Text -
=====

How then should one evaluate this latest transformation of capitalism? Is it a “good thing”?
Powerful arguments can be made in its favour: active financial investors swiftly identify and attack pockets of inefficiency; in doing so, they improve the efficiency of capital everywhere; they impose the disciplines of the market on incumbent management; they finance new activities and put inefficient old activities into the hands of those who can exploit them better; they create a better global ability to cope with risk; they put their capital where it will work best anywhere in the world; and, in the process, they give quite ordinary people the ability to manage their finances more successfully.
Yet it is equally obvious that the emergence of the new financial capitalism creates vast new regulatory, social and political challenges.
Optimists would argue that the new financial system combines efficiency with stability to an unprecedented degree. Publicly insured banks not only take fewer risks than before but manage the ones they do take far better. Optimists can (and do) also point to the ease with which the global financial system coped with the collapse of the global stock market bubble in 2000 and the terrorist attacks of 2001 – in particular, the absence of any large bank failures at that time. They would point, too, to a diminution in the frequency of global financial crises this decade.
Pessimists would argue that monetary conditions have been so benign for so long that huge risks are being built up, unidentified and uncontrolled, within the system. They would also argue that the new global financial capitalism remains untested.
Regulating a system that is this complex and global is a novel task for what are still predominantly national regulators. Co-operation has improved. Reports, such as the International Monetary Fund’s Global Financial Stability Report and its national equivalents, provide useful assessments of the risks. New groups, notably the Financial Stability Forum founded in 1999, bring regulators together. But only severe pressures can give a good test of the system.
The regulatory challenges are big enough. But they are far from the only ones. Lionel Jospin’s hostility to what he called a “market society” is widely shared. Powerful political coalitions are forming to curb the impact of the new players and new markets: trade unions, incumbent managers, national politicians and hundreds of millions of ordinary people feel threatened by a profit-seeking machine viewed as remote and inhuman, if not inhumane.
Last but not least are the challenges to politics itself. Across the globe there has been a sizeable shift in income from labour to capital. Newly “incentivised” managers, free from inhibitions, feel entitled to earn vast multiples of their employees’ wages. Financial speculators earn billions of dollars, not over a lifetime but in a single year. Such outcomes raise political questions in most societies. In the US they seem to be tolerable. Elsewhere, however, they are less so. Democratic politics, which gives power to the majority, is sure to react against the new concentrations of wealth and income.
Many countries will continue to resist the free play of financial capitalism. Others will allow it to operate only in close conjunction with powerful domestic interests. Most countries will look for ways to tame its consequences. All will remain concerned about the possibility for serious instability.
Our brave new capitalist world has many similarities to that of the early 1900s. But, in many ways, it has gone far beyond it. It brings exciting opportunities. But it is also largely untested. It is creating new elites. This modern mutation of capitalism has loyal friends and fierce foes. But both can agree that its emergence is among the most significant events or our time.

=====

Repeat the passage on financial capitalism word for word, from "Pessimists would argue" up to and including "of the system.".

=====

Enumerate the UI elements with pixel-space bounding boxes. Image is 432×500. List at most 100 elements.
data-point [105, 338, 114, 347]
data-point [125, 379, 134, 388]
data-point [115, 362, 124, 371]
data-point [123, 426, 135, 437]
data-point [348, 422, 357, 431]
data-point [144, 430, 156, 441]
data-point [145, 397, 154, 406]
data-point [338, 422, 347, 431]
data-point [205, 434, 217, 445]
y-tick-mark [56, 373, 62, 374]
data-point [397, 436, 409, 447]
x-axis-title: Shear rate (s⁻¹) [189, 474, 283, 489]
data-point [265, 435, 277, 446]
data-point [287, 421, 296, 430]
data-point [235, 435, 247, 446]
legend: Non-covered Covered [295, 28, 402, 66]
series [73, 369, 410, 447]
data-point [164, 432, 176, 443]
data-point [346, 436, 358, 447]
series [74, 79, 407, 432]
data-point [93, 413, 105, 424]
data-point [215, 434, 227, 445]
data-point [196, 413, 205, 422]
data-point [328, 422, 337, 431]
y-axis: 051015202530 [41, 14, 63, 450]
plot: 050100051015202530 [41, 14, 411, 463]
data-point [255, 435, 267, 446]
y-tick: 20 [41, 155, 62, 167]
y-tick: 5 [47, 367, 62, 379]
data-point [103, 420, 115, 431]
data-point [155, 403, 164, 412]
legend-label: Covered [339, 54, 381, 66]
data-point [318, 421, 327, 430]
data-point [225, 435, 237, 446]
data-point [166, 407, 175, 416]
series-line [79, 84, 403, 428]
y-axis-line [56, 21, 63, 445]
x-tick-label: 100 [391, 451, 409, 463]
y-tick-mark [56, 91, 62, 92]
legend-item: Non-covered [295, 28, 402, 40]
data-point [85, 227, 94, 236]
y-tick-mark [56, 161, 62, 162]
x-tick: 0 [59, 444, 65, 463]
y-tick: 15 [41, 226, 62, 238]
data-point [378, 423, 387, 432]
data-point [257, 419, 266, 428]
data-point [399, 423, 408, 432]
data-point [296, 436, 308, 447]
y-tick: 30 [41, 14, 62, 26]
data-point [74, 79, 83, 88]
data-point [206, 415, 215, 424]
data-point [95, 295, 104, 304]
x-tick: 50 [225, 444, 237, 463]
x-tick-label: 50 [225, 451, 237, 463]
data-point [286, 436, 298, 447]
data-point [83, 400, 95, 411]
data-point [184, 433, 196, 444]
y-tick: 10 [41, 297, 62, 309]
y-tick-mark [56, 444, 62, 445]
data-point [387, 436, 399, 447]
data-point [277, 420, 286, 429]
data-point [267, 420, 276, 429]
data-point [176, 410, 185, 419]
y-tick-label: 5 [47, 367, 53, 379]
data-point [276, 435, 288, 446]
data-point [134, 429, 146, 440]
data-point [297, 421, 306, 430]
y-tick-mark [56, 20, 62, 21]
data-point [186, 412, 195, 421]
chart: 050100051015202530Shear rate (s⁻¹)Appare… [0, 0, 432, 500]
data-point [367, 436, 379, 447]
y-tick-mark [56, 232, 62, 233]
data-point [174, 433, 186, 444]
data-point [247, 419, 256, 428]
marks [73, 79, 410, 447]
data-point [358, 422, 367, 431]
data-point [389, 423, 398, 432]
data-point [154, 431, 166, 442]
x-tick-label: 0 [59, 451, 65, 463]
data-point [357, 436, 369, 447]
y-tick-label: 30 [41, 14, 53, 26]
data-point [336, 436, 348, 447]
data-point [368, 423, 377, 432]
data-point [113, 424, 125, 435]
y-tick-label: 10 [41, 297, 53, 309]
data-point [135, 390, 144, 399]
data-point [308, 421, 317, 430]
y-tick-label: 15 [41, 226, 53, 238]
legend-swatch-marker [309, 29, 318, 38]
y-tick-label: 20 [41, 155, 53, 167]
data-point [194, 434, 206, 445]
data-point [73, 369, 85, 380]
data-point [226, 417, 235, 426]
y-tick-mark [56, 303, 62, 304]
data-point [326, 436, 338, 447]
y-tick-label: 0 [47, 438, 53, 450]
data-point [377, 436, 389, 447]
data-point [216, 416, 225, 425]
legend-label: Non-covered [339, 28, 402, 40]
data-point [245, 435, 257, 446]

=====

Solution to the problem -
Pessimists would argue that monetary conditions have been so benign for so long that huge risks are being built up, unidentified and uncontrolled, within the system. They would also argue that the new global financial capitalism remains untested.
Regulating a system that is this complex and global is a novel task for what are still predominantly national regulators. Co-operation has improved. Reports, such as the International Monetary Fund’s Global Financial Stability Report and its national equivalents, provide useful assessments of the risks. New groups, notably the Financial Stability Forum founded in 1999, bring regulators together. But only severe pressures can give a good test of the system.